## start Source material

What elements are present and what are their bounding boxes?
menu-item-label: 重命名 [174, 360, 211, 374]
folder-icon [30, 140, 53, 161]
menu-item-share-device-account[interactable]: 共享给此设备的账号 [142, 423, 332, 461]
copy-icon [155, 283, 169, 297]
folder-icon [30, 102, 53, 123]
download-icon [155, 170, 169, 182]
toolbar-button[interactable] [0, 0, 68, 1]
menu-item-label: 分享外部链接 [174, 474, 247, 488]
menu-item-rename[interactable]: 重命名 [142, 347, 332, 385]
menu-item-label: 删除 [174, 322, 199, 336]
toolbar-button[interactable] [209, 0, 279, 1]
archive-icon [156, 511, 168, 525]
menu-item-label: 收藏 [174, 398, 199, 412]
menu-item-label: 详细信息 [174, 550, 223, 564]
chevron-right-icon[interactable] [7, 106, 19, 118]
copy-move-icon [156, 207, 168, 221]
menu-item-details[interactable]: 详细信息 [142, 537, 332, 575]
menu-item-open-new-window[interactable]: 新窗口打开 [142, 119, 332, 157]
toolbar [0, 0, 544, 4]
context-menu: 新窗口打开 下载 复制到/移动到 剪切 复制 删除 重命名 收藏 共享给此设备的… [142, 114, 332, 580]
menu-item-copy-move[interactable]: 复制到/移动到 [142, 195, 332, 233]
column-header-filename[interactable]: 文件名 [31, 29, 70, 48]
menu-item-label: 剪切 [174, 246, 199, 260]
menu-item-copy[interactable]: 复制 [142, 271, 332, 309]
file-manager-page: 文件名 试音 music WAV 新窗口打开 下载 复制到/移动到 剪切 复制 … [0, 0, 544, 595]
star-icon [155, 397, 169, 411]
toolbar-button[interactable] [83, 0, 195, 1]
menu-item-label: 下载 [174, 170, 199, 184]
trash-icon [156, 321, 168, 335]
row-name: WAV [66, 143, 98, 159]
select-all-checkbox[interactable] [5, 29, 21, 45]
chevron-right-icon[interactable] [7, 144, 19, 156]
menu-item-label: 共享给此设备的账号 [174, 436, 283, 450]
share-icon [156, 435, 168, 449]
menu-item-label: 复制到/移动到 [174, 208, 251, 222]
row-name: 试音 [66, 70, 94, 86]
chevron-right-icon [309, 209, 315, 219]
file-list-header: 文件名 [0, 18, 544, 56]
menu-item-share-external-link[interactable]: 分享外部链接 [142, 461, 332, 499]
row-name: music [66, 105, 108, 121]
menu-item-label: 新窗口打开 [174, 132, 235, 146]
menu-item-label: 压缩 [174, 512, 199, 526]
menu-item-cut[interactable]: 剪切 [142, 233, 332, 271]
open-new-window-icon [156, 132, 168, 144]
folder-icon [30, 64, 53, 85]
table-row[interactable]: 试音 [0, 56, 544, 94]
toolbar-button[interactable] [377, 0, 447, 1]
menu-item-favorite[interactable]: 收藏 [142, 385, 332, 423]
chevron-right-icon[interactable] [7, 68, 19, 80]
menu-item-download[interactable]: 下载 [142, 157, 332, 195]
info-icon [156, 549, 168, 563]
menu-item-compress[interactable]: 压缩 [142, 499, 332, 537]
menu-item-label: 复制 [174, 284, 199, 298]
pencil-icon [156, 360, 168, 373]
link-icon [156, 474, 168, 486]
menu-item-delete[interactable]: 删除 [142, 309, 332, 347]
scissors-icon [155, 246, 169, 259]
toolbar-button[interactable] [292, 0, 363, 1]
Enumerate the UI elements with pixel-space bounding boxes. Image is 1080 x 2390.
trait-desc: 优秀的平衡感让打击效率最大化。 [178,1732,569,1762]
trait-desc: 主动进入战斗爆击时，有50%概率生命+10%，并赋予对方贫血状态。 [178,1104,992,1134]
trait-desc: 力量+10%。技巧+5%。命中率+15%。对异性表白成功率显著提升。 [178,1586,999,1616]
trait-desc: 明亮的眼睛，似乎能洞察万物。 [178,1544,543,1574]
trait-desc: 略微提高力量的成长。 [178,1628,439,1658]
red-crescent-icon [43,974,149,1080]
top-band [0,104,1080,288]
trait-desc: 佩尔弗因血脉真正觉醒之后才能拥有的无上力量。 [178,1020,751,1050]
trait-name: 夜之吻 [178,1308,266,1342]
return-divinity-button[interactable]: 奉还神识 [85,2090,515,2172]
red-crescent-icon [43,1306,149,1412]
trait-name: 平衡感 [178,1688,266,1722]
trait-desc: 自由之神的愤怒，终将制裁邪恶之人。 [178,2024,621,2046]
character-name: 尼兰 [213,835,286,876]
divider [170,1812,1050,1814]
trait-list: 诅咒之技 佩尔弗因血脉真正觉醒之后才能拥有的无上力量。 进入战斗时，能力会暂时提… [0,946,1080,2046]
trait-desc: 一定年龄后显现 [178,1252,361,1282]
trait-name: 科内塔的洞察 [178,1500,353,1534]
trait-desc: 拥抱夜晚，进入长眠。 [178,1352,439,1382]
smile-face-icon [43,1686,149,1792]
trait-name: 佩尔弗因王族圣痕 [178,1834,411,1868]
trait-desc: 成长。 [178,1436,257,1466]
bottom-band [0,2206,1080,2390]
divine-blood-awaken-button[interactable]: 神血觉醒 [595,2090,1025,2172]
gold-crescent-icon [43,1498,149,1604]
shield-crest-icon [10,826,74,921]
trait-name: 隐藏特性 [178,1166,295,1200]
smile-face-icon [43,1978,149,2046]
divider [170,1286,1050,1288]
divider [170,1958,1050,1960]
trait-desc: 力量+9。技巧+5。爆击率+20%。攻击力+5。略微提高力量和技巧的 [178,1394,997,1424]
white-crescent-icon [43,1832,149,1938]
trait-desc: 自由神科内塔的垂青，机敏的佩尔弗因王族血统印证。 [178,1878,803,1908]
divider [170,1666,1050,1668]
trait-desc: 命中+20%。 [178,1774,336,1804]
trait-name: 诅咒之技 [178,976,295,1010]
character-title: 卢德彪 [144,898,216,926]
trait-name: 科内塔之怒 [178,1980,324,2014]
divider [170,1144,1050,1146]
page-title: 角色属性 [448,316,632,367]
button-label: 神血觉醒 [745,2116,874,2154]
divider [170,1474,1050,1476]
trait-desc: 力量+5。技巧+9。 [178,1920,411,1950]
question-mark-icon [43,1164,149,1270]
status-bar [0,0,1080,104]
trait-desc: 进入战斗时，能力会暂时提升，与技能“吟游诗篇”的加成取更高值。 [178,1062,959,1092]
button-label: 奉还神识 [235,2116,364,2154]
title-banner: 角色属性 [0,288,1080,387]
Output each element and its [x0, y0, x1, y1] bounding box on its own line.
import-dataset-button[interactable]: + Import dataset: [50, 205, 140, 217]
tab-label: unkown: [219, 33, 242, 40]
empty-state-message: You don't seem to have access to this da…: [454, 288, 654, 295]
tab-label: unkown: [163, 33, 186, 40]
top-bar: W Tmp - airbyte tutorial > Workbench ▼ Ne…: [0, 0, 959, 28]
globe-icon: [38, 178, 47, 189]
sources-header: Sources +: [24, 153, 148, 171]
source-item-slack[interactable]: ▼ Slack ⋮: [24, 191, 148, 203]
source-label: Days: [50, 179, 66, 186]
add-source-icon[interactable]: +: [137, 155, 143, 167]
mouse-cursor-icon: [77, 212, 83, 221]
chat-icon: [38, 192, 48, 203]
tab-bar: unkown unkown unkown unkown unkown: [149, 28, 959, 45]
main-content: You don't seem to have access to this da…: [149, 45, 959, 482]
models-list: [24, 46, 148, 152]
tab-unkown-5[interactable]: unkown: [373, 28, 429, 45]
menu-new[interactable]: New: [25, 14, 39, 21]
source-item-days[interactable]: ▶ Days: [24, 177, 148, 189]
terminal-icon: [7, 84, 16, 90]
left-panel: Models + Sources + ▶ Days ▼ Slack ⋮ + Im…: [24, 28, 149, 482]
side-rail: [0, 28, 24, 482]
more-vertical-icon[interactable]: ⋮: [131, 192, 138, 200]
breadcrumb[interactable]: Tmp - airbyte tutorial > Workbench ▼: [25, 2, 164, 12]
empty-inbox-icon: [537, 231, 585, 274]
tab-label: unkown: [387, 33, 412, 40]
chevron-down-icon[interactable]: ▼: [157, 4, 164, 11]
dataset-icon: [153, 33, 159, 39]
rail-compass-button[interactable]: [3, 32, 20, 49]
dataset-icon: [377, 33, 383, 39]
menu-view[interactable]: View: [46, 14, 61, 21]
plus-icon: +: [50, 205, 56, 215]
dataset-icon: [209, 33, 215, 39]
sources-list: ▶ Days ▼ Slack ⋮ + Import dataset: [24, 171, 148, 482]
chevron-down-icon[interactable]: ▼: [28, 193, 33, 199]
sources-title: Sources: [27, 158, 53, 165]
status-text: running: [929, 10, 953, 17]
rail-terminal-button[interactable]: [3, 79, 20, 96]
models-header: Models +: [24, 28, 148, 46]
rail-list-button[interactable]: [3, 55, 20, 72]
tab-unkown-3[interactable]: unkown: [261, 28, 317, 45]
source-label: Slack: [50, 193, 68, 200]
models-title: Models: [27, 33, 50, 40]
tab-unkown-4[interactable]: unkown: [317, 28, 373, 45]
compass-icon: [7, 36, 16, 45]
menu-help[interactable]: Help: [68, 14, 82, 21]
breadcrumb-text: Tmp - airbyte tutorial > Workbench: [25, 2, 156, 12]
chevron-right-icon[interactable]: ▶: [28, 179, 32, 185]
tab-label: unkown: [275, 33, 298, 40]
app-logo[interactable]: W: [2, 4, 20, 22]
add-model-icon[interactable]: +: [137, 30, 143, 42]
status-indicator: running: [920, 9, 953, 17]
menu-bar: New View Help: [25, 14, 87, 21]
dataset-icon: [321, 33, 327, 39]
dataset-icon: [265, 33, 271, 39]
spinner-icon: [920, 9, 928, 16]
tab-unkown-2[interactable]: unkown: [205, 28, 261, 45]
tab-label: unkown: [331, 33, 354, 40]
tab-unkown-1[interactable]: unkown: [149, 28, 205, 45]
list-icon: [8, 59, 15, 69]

## end Source material

## Your objective
Count the lines in the data that contain the string "this". Matching is case-sensitive. Reply with only the number.

## Exercise solution
2